### STATED TASK
Pictures do not belong in the copy; quote every entry below exactly.

### Stored data

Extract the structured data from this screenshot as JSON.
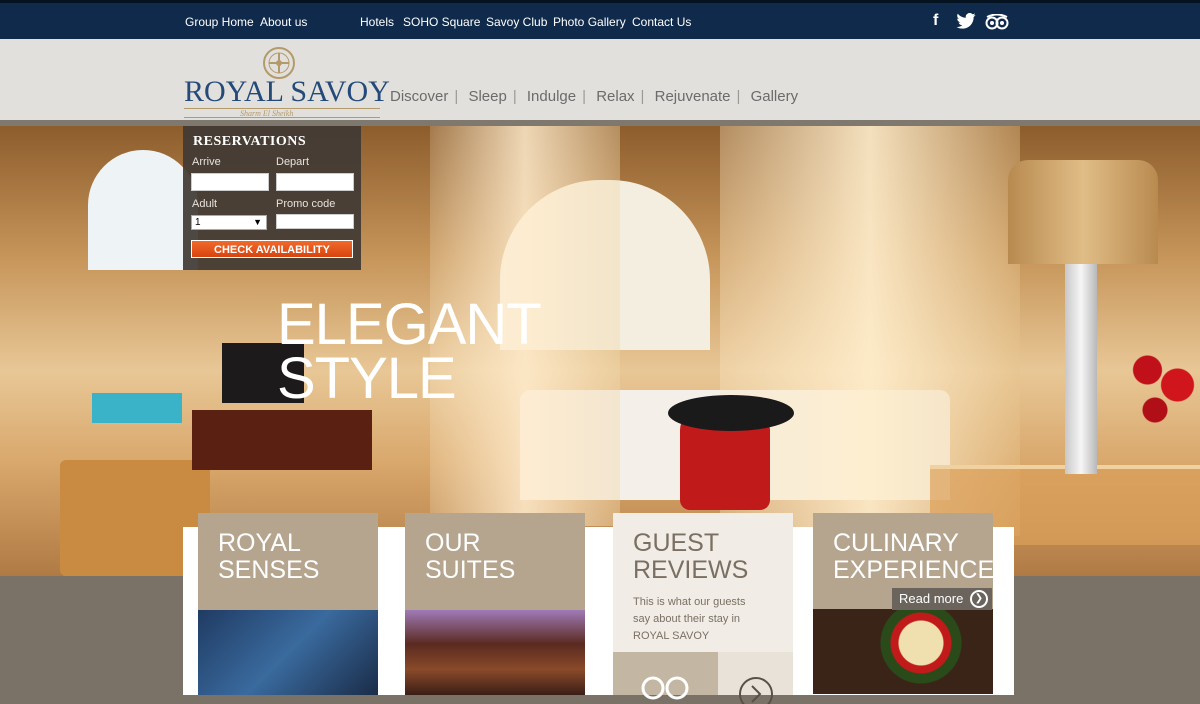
{
  "topnav": {
    "group_home": "Group Home",
    "about_us": "About us",
    "hotels": "Hotels",
    "soho_square": "SOHO Square",
    "savoy_club": "Savoy Club",
    "photo_gallery": "Photo Gallery",
    "contact_us": "Contact Us"
  },
  "social": {
    "facebook": "f",
    "twitter": "twitter-icon",
    "tripadvisor": "tripadvisor-icon"
  },
  "logo": {
    "name": "ROYAL SAVOY",
    "tagline": "Sharm El Sheikh"
  },
  "mainnav": [
    "Discover",
    "Sleep",
    "Indulge",
    "Relax",
    "Rejuvenate",
    "Gallery"
  ],
  "hero": {
    "line1": "ELEGANT",
    "line2": "STYLE"
  },
  "reservations": {
    "title": "RESERVATIONS",
    "arrive_label": "Arrive",
    "depart_label": "Depart",
    "adult_label": "Adult",
    "promo_label": "Promo code",
    "adult_value": "1",
    "button": "CHECK AVAILABILITY"
  },
  "cards": {
    "royal_senses": {
      "line1": "ROYAL",
      "line2": "SENSES"
    },
    "our_suites": {
      "line1": "OUR",
      "line2": "SUITES"
    },
    "guest_reviews": {
      "line1": "GUEST",
      "line2": "REVIEWS",
      "desc1": "This is what our guests",
      "desc2": "say about their stay in",
      "desc3": "ROYAL SAVOY"
    },
    "culinary": {
      "line1": "CULINARY",
      "line2": "EXPERIENCES",
      "read_more": "Read more"
    }
  }
}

### TASK RESPONSE
Extract the structured data from this screenshot as JSON.
{
  "topnav": {
    "group_home": "Group Home",
    "about_us": "About us",
    "hotels": "Hotels",
    "soho_square": "SOHO Square",
    "savoy_club": "Savoy Club",
    "photo_gallery": "Photo Gallery",
    "contact_us": "Contact Us"
  },
  "social": {
    "facebook": "f",
    "twitter": "twitter-icon",
    "tripadvisor": "tripadvisor-icon"
  },
  "logo": {
    "name": "ROYAL SAVOY",
    "tagline": "Sharm El Sheikh"
  },
  "mainnav": [
    "Discover",
    "Sleep",
    "Indulge",
    "Relax",
    "Rejuvenate",
    "Gallery"
  ],
  "hero": {
    "line1": "ELEGANT",
    "line2": "STYLE"
  },
  "reservations": {
    "title": "RESERVATIONS",
    "arrive_label": "Arrive",
    "depart_label": "Depart",
    "adult_label": "Adult",
    "promo_label": "Promo code",
    "adult_value": "1",
    "button": "CHECK AVAILABILITY"
  },
  "cards": {
    "royal_senses": {
      "line1": "ROYAL",
      "line2": "SENSES"
    },
    "our_suites": {
      "line1": "OUR",
      "line2": "SUITES"
    },
    "guest_reviews": {
      "line1": "GUEST",
      "line2": "REVIEWS",
      "desc1": "This is what our guests",
      "desc2": "say about their stay in",
      "desc3": "ROYAL SAVOY"
    },
    "culinary": {
      "line1": "CULINARY",
      "line2": "EXPERIENCES",
      "read_more": "Read more"
    }
  }
}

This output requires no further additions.